(Input records Opens)

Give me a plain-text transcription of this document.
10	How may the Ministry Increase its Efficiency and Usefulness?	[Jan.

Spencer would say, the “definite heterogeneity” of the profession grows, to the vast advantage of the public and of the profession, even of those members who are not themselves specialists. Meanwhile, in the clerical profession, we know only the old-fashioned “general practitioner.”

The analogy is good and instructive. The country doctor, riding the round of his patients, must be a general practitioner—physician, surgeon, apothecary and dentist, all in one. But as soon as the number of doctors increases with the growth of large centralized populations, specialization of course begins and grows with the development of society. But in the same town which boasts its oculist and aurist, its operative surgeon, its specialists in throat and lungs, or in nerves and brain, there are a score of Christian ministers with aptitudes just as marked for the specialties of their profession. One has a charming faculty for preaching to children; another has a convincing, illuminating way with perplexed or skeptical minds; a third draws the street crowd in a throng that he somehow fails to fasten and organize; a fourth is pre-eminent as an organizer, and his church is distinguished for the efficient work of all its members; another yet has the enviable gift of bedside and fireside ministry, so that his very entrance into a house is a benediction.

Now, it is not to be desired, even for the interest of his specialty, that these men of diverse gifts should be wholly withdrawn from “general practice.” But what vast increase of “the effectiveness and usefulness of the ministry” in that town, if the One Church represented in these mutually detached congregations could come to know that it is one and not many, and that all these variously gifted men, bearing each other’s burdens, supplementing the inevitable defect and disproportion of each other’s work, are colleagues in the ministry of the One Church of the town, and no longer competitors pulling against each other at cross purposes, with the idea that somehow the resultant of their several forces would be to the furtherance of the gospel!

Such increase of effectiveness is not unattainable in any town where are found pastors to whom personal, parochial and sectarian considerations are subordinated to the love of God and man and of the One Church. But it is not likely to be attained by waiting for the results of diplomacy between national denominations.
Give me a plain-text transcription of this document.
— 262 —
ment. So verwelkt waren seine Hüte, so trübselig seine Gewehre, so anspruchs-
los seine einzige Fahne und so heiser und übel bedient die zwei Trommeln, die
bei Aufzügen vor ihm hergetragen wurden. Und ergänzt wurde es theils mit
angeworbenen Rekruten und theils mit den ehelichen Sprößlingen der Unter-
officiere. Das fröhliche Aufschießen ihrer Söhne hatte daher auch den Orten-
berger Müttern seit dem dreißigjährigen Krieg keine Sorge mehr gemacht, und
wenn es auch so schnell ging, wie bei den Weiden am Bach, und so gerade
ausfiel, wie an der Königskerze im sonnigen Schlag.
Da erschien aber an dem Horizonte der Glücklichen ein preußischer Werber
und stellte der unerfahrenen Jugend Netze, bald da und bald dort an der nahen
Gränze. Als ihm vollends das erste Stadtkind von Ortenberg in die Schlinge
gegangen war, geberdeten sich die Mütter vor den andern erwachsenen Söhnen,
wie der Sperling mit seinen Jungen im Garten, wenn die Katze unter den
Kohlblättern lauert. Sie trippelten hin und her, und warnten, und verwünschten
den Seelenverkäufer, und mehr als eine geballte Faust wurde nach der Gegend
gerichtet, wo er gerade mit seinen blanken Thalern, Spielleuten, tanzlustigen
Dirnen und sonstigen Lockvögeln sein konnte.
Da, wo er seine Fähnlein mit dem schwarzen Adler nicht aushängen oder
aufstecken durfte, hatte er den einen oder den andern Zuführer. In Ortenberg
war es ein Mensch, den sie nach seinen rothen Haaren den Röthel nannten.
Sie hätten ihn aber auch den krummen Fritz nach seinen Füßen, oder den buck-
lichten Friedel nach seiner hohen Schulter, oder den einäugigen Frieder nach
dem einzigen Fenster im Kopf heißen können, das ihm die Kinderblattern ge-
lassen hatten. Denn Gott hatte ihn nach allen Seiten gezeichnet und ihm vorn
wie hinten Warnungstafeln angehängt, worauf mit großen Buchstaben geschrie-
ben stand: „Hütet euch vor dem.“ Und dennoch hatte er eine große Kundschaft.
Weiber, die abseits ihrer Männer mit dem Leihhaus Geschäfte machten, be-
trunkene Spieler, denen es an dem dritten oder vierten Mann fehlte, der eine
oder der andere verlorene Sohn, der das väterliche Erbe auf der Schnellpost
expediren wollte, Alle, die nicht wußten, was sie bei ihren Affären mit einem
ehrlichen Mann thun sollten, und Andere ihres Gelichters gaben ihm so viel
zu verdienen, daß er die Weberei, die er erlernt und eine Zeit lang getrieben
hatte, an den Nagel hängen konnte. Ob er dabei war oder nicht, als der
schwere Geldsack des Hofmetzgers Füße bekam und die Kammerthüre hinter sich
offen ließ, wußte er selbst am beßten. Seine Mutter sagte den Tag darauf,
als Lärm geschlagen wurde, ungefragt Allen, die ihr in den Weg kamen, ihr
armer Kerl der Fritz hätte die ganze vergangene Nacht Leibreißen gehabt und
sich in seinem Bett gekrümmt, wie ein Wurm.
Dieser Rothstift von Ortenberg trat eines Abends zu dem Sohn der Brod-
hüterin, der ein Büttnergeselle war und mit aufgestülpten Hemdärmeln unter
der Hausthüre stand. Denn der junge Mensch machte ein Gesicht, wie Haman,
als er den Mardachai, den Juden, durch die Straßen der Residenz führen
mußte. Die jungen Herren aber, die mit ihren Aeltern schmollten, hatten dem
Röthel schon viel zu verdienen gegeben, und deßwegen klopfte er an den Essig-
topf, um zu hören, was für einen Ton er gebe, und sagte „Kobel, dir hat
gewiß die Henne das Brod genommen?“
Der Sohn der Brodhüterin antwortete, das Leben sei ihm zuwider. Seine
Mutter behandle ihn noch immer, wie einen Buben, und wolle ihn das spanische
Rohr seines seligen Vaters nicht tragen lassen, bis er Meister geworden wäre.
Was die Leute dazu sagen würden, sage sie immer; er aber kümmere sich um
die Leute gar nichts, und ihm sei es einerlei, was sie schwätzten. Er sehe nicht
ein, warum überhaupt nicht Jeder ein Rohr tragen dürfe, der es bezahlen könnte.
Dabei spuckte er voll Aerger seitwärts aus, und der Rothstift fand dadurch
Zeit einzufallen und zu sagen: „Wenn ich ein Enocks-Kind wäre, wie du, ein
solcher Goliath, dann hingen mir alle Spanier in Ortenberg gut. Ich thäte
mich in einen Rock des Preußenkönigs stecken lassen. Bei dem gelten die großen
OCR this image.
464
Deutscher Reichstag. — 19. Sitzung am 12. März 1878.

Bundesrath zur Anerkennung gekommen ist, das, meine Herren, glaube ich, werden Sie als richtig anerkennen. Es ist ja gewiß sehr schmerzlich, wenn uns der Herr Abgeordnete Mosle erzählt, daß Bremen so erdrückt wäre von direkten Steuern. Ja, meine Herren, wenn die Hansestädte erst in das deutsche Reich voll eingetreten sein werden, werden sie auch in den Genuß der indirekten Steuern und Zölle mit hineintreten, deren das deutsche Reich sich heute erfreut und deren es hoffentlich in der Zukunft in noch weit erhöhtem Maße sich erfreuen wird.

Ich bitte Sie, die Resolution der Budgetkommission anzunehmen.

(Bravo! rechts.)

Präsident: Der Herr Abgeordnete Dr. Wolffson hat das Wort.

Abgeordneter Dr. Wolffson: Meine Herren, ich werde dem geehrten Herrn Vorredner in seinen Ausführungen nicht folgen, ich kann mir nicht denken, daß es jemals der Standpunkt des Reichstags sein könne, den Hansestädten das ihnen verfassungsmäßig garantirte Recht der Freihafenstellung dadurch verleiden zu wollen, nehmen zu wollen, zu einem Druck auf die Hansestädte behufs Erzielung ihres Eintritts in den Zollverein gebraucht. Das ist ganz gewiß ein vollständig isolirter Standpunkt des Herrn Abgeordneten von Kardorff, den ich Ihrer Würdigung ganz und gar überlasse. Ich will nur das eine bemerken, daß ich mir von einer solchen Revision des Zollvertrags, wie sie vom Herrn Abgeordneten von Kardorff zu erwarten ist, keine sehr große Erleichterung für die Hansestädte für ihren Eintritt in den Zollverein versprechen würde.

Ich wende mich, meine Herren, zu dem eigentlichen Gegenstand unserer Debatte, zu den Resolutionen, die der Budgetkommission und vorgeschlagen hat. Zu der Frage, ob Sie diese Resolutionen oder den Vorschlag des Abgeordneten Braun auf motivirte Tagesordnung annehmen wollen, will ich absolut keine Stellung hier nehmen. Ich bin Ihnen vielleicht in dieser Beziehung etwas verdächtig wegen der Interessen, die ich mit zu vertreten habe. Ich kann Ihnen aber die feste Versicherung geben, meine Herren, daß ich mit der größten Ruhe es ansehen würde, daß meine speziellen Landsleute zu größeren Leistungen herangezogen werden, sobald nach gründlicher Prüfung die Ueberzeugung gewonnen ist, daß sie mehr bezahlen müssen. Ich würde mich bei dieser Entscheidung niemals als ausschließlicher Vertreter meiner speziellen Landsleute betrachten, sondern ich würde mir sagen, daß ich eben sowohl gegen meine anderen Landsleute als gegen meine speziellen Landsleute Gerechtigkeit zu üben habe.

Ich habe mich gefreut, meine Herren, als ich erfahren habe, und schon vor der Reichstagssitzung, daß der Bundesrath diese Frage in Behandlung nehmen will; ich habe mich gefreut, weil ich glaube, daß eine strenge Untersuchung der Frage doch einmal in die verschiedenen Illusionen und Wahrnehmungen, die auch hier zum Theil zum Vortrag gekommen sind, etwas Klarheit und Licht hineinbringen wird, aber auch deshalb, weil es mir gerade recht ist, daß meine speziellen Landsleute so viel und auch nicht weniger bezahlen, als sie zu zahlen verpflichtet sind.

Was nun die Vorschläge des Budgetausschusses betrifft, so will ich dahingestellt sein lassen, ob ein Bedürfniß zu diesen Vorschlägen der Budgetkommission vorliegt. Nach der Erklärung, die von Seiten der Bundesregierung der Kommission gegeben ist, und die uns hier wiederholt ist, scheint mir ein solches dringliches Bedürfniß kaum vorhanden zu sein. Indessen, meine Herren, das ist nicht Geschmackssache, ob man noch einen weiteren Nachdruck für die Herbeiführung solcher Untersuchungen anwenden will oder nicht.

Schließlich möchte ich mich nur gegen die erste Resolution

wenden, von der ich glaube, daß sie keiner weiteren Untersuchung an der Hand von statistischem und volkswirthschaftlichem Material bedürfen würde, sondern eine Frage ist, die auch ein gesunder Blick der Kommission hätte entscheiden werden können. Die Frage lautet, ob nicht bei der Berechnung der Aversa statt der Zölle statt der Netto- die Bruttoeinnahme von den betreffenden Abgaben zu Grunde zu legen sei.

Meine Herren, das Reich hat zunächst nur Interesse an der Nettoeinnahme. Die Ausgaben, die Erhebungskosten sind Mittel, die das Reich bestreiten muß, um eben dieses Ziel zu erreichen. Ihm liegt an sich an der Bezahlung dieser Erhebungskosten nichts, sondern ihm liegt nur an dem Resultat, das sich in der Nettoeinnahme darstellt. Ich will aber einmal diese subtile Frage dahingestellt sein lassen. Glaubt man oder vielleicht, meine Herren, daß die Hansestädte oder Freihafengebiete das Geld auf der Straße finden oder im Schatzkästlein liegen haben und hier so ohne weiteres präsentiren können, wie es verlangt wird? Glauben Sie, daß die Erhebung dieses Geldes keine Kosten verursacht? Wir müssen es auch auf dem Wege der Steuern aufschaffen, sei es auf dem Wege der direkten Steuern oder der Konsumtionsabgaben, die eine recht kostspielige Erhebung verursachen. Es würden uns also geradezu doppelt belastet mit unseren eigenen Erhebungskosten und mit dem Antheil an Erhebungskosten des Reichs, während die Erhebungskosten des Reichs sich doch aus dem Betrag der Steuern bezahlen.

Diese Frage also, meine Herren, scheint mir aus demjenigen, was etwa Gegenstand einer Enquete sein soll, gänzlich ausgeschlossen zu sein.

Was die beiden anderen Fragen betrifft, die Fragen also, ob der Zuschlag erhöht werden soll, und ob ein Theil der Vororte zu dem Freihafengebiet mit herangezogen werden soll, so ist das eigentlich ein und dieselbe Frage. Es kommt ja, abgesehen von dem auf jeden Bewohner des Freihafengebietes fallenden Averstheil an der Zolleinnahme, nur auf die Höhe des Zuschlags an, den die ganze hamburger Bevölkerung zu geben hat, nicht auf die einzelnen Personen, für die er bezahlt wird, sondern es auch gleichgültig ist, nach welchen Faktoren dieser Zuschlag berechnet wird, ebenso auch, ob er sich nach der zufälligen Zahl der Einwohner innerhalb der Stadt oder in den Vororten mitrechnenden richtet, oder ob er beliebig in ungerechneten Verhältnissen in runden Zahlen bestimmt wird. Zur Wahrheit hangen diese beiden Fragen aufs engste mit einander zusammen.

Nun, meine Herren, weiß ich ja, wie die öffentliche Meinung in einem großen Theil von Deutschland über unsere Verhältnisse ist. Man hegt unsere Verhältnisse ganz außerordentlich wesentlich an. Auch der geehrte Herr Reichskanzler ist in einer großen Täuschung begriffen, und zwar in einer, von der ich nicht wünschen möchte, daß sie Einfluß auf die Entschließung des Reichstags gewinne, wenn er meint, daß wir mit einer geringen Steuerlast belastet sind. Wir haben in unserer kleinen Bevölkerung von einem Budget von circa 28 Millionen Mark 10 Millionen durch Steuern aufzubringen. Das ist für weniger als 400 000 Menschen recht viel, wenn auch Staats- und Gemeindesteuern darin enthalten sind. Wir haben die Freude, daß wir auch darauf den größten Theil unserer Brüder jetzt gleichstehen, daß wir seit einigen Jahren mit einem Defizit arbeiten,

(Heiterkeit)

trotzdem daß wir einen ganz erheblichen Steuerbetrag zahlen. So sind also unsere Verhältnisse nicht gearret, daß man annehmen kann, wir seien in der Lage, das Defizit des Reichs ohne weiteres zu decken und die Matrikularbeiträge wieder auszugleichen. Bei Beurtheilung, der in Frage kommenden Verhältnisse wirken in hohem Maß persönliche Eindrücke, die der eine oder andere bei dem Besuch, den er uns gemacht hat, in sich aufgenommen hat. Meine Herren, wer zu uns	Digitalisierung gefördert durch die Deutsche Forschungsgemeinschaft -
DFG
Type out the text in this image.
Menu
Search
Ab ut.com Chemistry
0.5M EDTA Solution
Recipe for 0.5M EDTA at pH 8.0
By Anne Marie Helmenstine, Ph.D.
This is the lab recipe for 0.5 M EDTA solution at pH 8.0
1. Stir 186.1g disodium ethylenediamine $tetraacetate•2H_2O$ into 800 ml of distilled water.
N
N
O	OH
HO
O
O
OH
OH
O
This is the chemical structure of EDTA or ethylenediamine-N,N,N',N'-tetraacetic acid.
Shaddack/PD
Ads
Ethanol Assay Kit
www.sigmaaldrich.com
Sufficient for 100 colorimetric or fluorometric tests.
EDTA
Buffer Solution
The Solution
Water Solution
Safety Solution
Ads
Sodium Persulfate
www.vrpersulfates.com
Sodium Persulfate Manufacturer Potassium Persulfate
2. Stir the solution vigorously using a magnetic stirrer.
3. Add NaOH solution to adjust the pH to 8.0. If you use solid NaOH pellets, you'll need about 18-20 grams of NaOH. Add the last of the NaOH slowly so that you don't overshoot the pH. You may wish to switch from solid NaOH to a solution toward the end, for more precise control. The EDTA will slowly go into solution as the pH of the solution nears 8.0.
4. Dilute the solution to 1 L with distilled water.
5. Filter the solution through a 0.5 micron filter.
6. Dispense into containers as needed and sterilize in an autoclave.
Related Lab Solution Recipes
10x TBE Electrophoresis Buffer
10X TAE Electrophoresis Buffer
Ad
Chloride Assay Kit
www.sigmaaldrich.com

(Input records Closes)

Filter the entries down to the lines that include the string "Rothstift".

Dieser Rothstift von Ortenberg trat eines Abends zu dem Sohn der Brod-
Dabei spuckte er voll Aerger seitwärts aus, und der Rothstift fand dadurch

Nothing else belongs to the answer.